> [ENTRIES]:
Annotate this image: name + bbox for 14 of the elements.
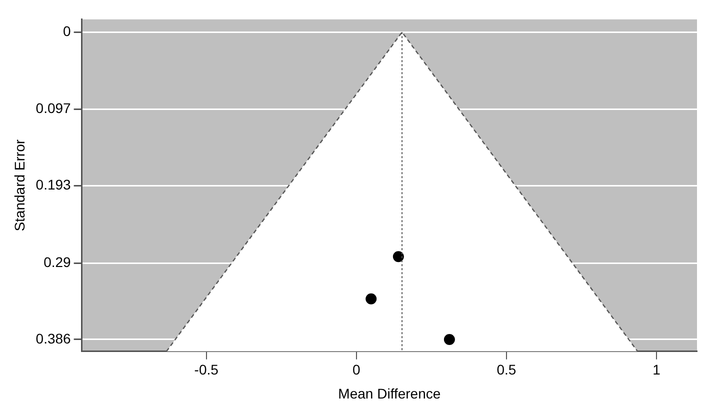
y-axis-title: Standard Error: [11, 139, 28, 232]
y-tick-label: 0.193: [36, 176, 72, 193]
point: [392, 251, 404, 262]
x-tick-label: 0.5: [496, 362, 516, 378]
y-tick-label: 0.097: [36, 100, 72, 116]
point: [366, 293, 377, 304]
y-tick-label: 0: [63, 23, 72, 39]
x-tick-label: 0: [352, 362, 361, 378]
x-tick-label: 1: [652, 362, 661, 378]
y-tick-label: 0.386: [36, 330, 72, 346]
y-tick-label: 0.29: [44, 254, 72, 270]
point: [444, 334, 455, 345]
x-tick-label: -0.5: [194, 362, 219, 378]
x-axis-title: Mean Difference: [338, 385, 441, 402]
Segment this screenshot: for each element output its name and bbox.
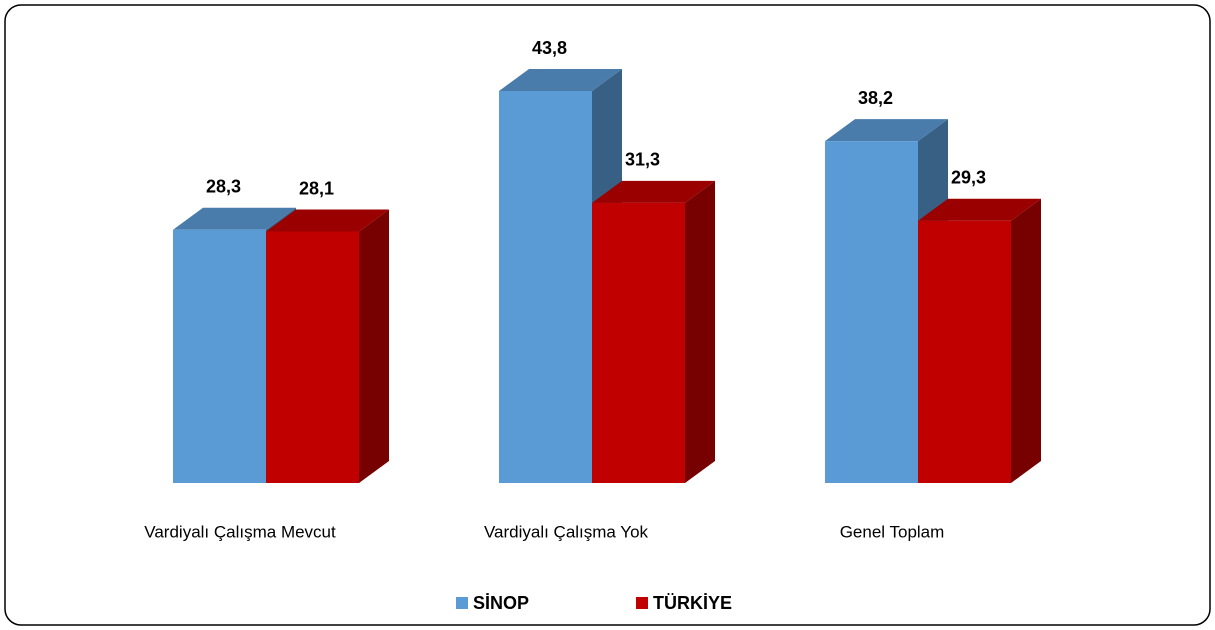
legend-label: SİNOP [473,593,529,613]
bar-top [499,69,622,91]
bar-side [685,180,715,484]
bar-front [499,91,592,483]
bar-front [173,229,266,483]
bar-front [266,231,359,483]
bar [918,198,1041,484]
bar-top [173,207,296,230]
bar-side [1011,198,1041,484]
bar-front [592,202,685,484]
data-label: 43,8 [532,38,567,58]
bar-top [592,180,715,203]
legend-label: TÜRKİYE [653,593,732,613]
bar-top [825,119,948,142]
data-label: 28,3 [206,176,241,196]
bar-top [266,209,389,232]
data-label: 38,2 [858,88,893,108]
bar [266,209,389,483]
data-label: 29,3 [951,168,986,188]
bar-side [359,209,389,483]
x-tick-label: Vardiyalı Çalışma Yok [484,522,649,541]
bar-front [825,141,918,484]
data-label: 31,3 [625,150,660,170]
bar-front [918,220,1011,484]
legend-swatch [636,597,648,609]
legend-swatch [456,597,468,609]
bar-top [918,198,1041,221]
bar [592,180,715,484]
data-label: 28,1 [299,178,334,198]
x-tick-label: Genel Toplam [840,522,945,541]
x-tick-label: Vardiyalı Çalışma Mevcut [144,522,336,541]
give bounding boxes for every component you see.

> [GIVEN INSTRUCTION]:
Switch "point" to "marker" in the lines from the one containing "y-axis-title: Standard Error: [11, 139, 28, 232]" through the one containing "x-tick-label: 0: [352, 362, 361, 378]", and write out only those lines with nothing else changed.

> [SOLUTION]:
y-axis-title: Standard Error: [11, 139, 28, 232]
y-tick-label: 0.193: [36, 176, 72, 193]
marker: [392, 251, 404, 262]
x-tick-label: 0.5: [496, 362, 516, 378]
y-tick-label: 0.097: [36, 100, 72, 116]
marker: [366, 293, 377, 304]
y-tick-label: 0: [63, 23, 72, 39]
x-tick-label: 0: [352, 362, 361, 378]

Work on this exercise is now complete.